# RECORD EXCERPTS
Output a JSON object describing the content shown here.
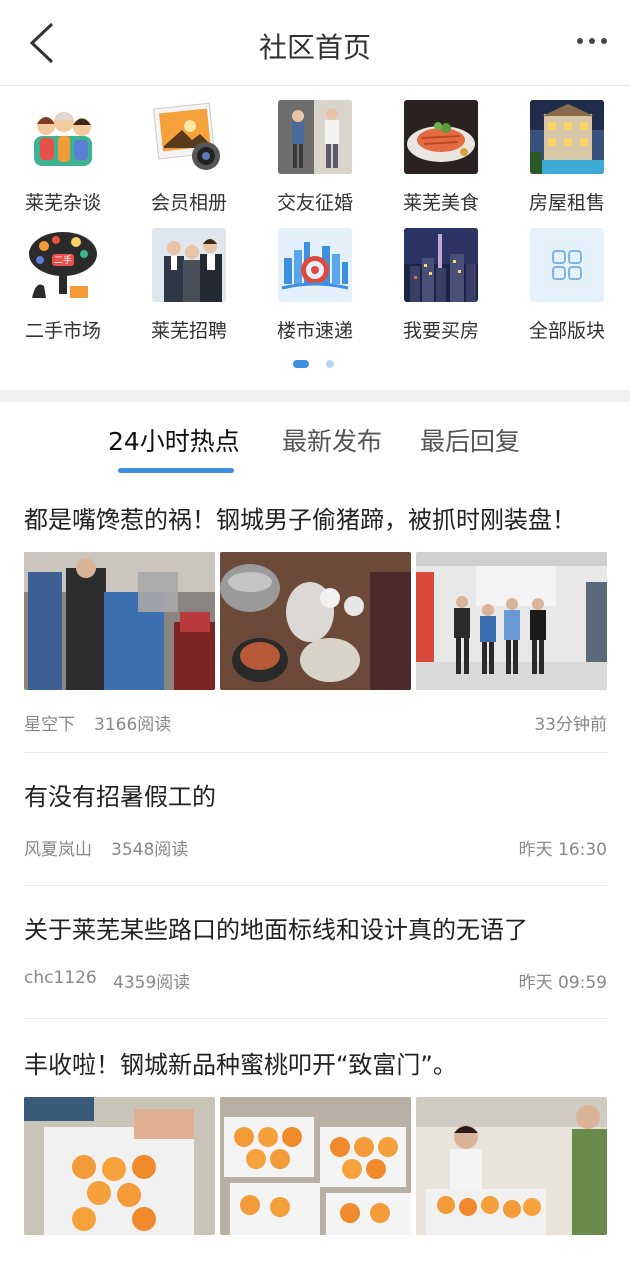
{
  "header": {
    "title": "社区首页"
  },
  "categories": [
    {
      "label": "莱芜杂谈",
      "icon": "family-cartoon-icon"
    },
    {
      "label": "会员相册",
      "icon": "photo-album-icon"
    },
    {
      "label": "交友征婚",
      "icon": "couple-photo-icon"
    },
    {
      "label": "莱芜美食",
      "icon": "food-dish-icon"
    },
    {
      "label": "房屋租售",
      "icon": "house-building-icon"
    },
    {
      "label": "二手市场",
      "icon": "second-hand-tree-icon"
    },
    {
      "label": "莱芜招聘",
      "icon": "business-people-icon"
    },
    {
      "label": "楼市速递",
      "icon": "city-skyline-icon"
    },
    {
      "label": "我要买房",
      "icon": "night-city-icon"
    },
    {
      "label": "全部版块",
      "icon": "grid-icon"
    }
  ],
  "pagination": {
    "total": 2,
    "active": 1
  },
  "tabs": [
    {
      "label": "24小时热点",
      "active": true
    },
    {
      "label": "最新发布",
      "active": false
    },
    {
      "label": "最后回复",
      "active": false
    }
  ],
  "posts": [
    {
      "title": "都是嘴馋惹的祸！钢城男子偷猪蹄，被抓时刚装盘！",
      "author": "星空下",
      "reads": "3166阅读",
      "time": "33分钟前",
      "has_images": true
    },
    {
      "title": "有没有招暑假工的",
      "author": "风夏岚山",
      "reads": "3548阅读",
      "time": "昨天 16:30",
      "has_images": false
    },
    {
      "title": "关于莱芜某些路口的地面标线和设计真的无语了",
      "author": "chc1126",
      "reads": "4359阅读",
      "time": "昨天 09:59",
      "has_images": false
    },
    {
      "title": "丰收啦！钢城新品种蜜桃叩开“致富门”。",
      "has_images": true
    }
  ],
  "colors": {
    "accent": "#3d8fe0",
    "separator": "#f2f2f2"
  }
}
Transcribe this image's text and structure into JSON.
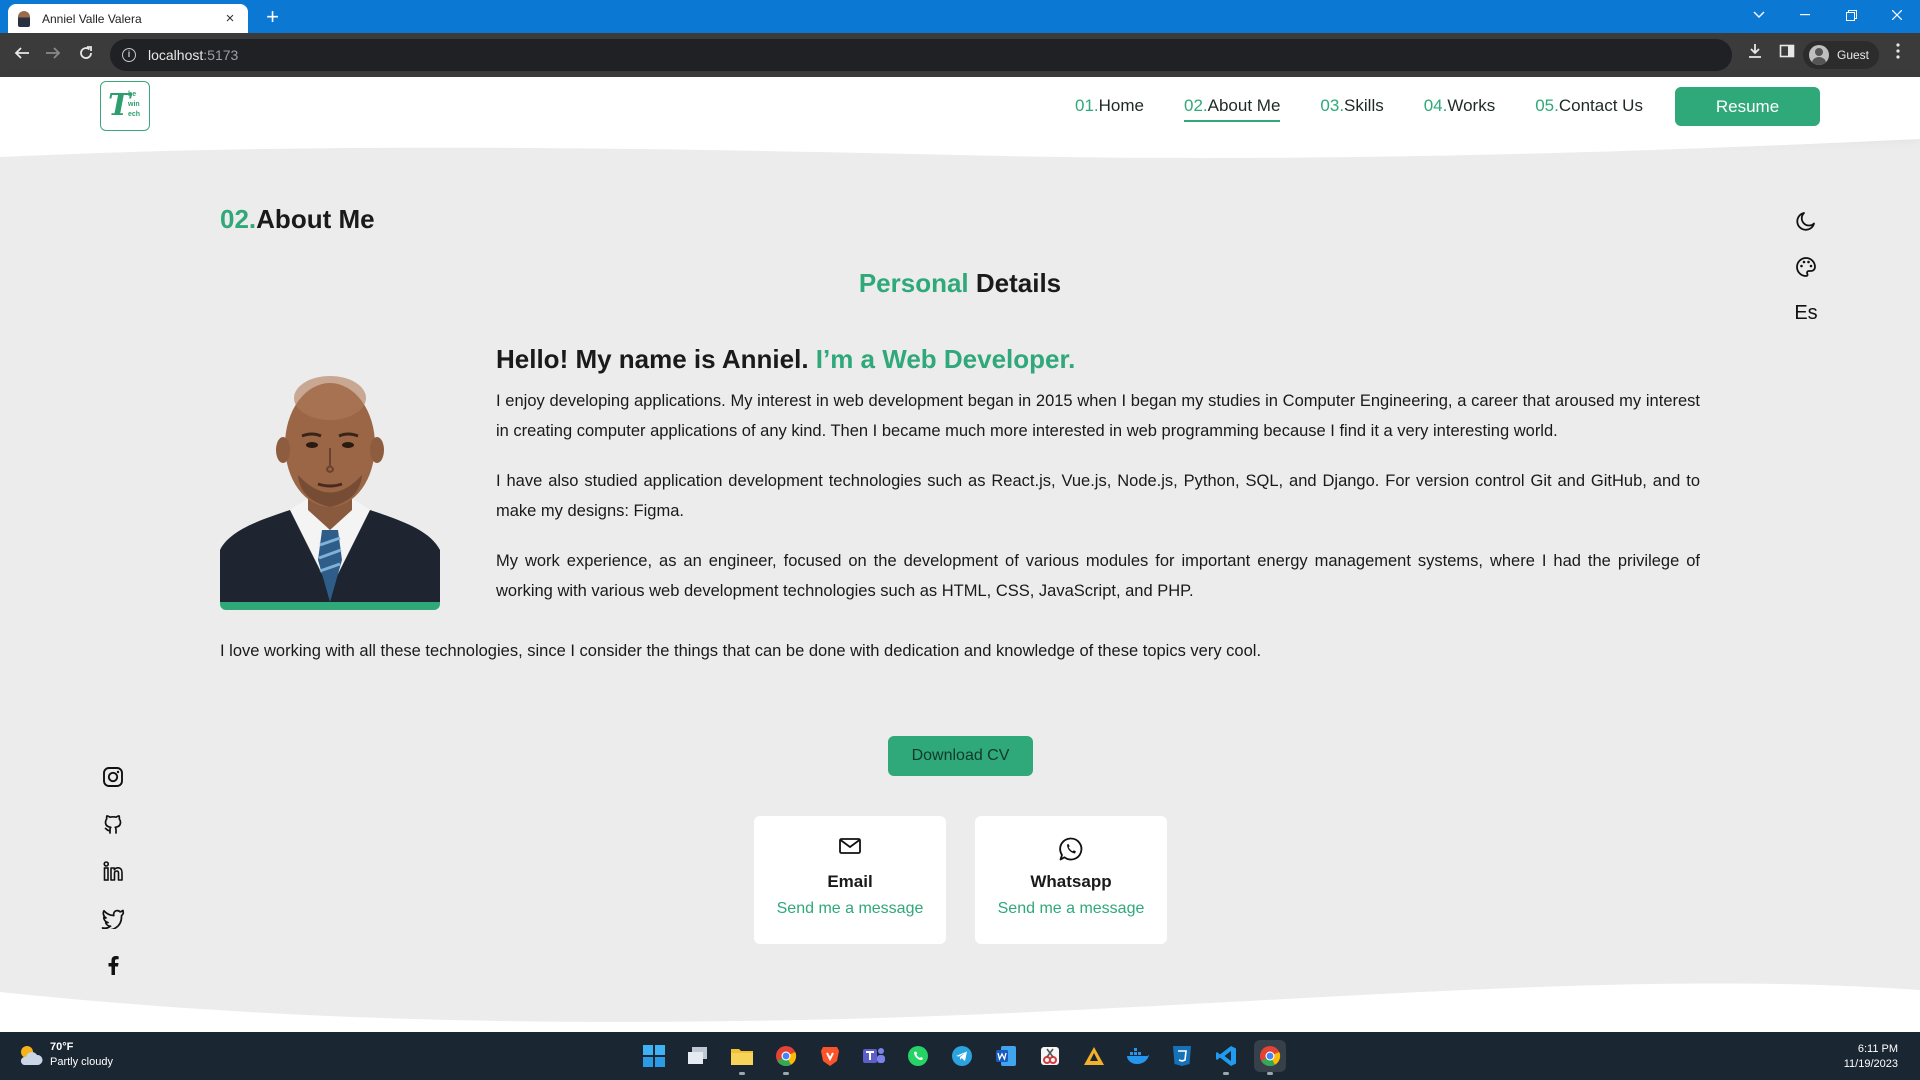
{
  "browser": {
    "tab_title": "Anniel Valle Valera",
    "tab_close": "×",
    "new_tab": "+",
    "url_host": "localhost",
    "url_port": ":5173",
    "profile_label": "Guest"
  },
  "header": {
    "logo_letter": "T",
    "logo_lines": [
      "he",
      "win",
      "ech"
    ],
    "nav": [
      {
        "num": "01.",
        "label": "Home"
      },
      {
        "num": "02.",
        "label": "About Me"
      },
      {
        "num": "03.",
        "label": "Skills"
      },
      {
        "num": "04.",
        "label": "Works"
      },
      {
        "num": "05.",
        "label": "Contact Us"
      }
    ],
    "resume_label": "Resume"
  },
  "section": {
    "num": "02.",
    "title": "About Me",
    "subtitle_accent": "Personal",
    "subtitle_rest": " Details"
  },
  "tools": {
    "language": "Es"
  },
  "about": {
    "hello": "Hello! My name is Anniel.",
    "hello_accent": " I’m a Web Developer.",
    "paragraphs": [
      "I enjoy developing applications. My interest in web development began in 2015 when I began my studies in Computer Engineering, a career that aroused my interest in creating computer applications of any kind. Then I became much more interested in web programming because I find it a very interesting world.",
      "I have also studied application development technologies such as React.js, Vue.js, Node.js, Python, SQL, and Django. For version control Git and GitHub, and to make my designs: Figma.",
      "My work experience, as an engineer, focused on the development of various modules for important energy management systems, where I had the privilege of working with various web development technologies such as HTML, CSS, JavaScript, and PHP."
    ],
    "closing": "I love working with all these technologies, since I consider the things that can be done with dedication and knowledge of these topics very cool."
  },
  "download_label": "Download CV",
  "contacts": [
    {
      "title": "Email",
      "link": "Send me a message",
      "icon": "mail-icon"
    },
    {
      "title": "Whatsapp",
      "link": "Send me a message",
      "icon": "whatsapp-icon"
    }
  ],
  "socials": [
    "instagram-icon",
    "github-icon",
    "linkedin-icon",
    "twitter-icon",
    "facebook-icon"
  ],
  "taskbar": {
    "temp": "70°F",
    "condition": "Partly cloudy",
    "time": "6:11 PM",
    "date": "11/19/2023"
  },
  "colors": {
    "accent": "#2fa87a",
    "browser_tab_bar": "#0b78d4",
    "page_bg": "#ececec",
    "taskbar": "#1b2633"
  }
}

# WHAT IS NEEDED
Search the entries for the string "very" and collect each line that has it.

# WRITTEN RESPONSE
      "I enjoy developing applications. My interest in web development began in 2015 when I began my studies in Computer Engineering, a career that aroused my interest in creating computer applications of any kind. Then I became much more interested in web programming because I find it a very interesting world.",
    "closing": "I love working with all these technologies, since I consider the things that can be done with dedication and knowledge of these topics very cool."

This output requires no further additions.